*STORED ROWS*.
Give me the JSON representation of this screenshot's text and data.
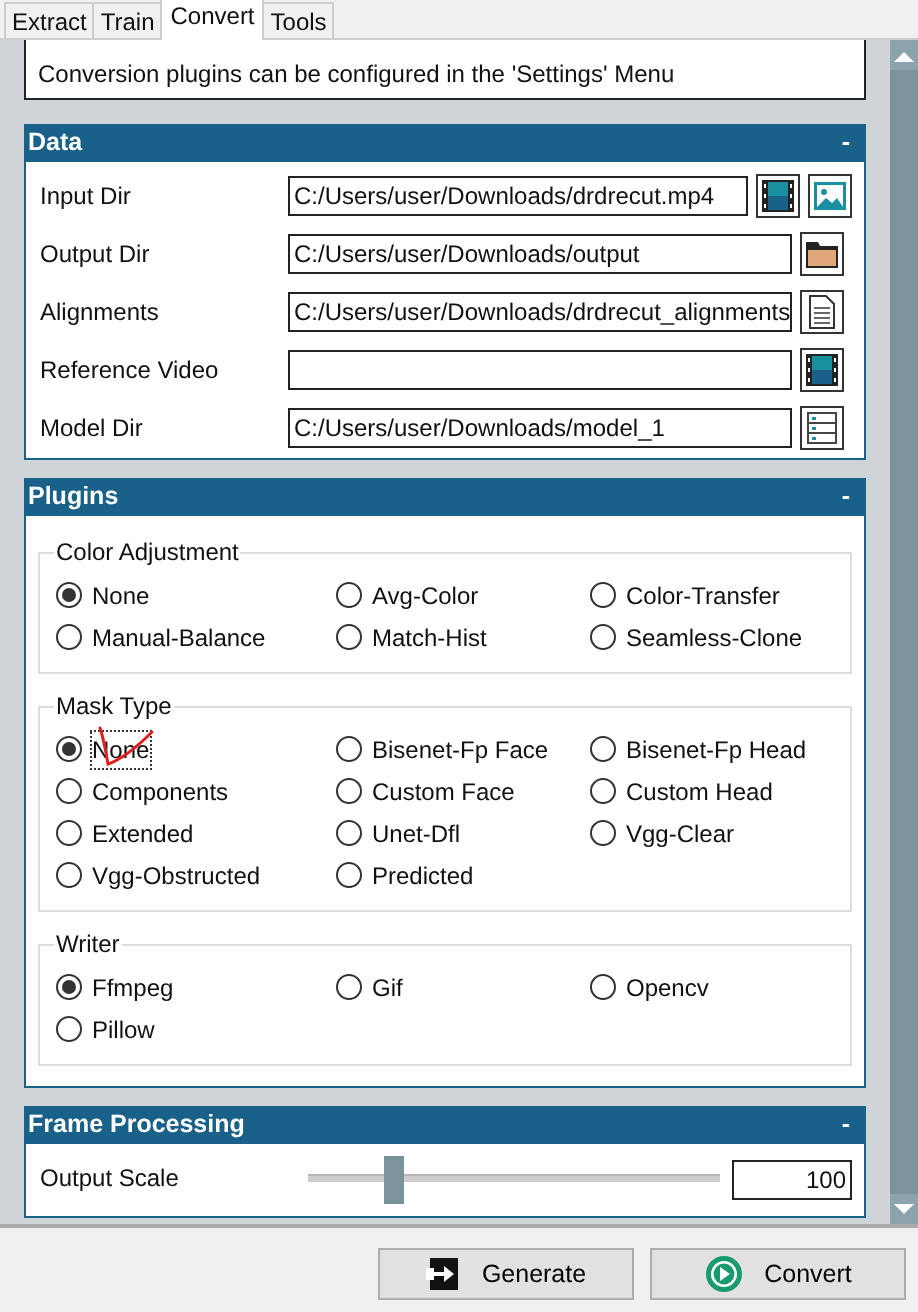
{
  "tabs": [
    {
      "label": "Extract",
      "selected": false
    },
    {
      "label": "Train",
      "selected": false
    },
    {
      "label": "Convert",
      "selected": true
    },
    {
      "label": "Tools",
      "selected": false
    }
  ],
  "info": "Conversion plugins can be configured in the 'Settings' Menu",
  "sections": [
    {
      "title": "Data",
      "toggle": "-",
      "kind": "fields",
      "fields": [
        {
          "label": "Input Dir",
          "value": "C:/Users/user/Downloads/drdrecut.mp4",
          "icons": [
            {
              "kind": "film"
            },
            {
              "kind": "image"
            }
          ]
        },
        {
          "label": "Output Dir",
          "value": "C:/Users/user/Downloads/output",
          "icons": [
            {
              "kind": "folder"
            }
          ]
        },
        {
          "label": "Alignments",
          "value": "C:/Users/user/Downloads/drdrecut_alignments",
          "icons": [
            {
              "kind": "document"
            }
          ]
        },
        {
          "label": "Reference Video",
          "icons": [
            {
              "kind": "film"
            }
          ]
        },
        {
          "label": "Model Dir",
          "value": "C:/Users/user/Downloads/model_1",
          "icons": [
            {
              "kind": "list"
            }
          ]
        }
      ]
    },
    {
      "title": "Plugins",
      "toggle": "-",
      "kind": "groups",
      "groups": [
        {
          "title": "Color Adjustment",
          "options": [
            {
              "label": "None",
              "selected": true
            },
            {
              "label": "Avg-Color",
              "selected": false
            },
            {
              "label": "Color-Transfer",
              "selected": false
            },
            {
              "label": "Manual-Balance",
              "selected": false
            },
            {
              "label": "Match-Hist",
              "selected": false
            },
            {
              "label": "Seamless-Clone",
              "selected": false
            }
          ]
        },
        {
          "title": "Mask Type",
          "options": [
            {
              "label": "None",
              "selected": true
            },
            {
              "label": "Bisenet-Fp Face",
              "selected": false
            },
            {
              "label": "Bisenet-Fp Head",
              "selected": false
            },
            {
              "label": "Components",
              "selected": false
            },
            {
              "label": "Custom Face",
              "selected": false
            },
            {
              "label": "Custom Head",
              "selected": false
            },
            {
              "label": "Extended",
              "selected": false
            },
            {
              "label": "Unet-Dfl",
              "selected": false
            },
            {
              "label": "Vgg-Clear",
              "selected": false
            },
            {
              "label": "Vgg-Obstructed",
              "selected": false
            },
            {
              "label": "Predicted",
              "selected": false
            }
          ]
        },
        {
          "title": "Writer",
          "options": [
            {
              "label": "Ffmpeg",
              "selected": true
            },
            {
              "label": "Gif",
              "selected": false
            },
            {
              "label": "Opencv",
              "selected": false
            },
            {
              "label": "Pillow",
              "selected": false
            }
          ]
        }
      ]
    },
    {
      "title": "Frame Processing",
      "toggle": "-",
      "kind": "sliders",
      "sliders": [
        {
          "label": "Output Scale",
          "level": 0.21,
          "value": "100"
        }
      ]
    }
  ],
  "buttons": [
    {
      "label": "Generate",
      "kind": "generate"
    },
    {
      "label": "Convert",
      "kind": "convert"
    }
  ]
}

*DIRECTIVE*. Go through the material and select each line with the string "Custom" in it.

*RIGHT ANSWER*.
              "label": "Custom Face",
              "label": "Custom Head",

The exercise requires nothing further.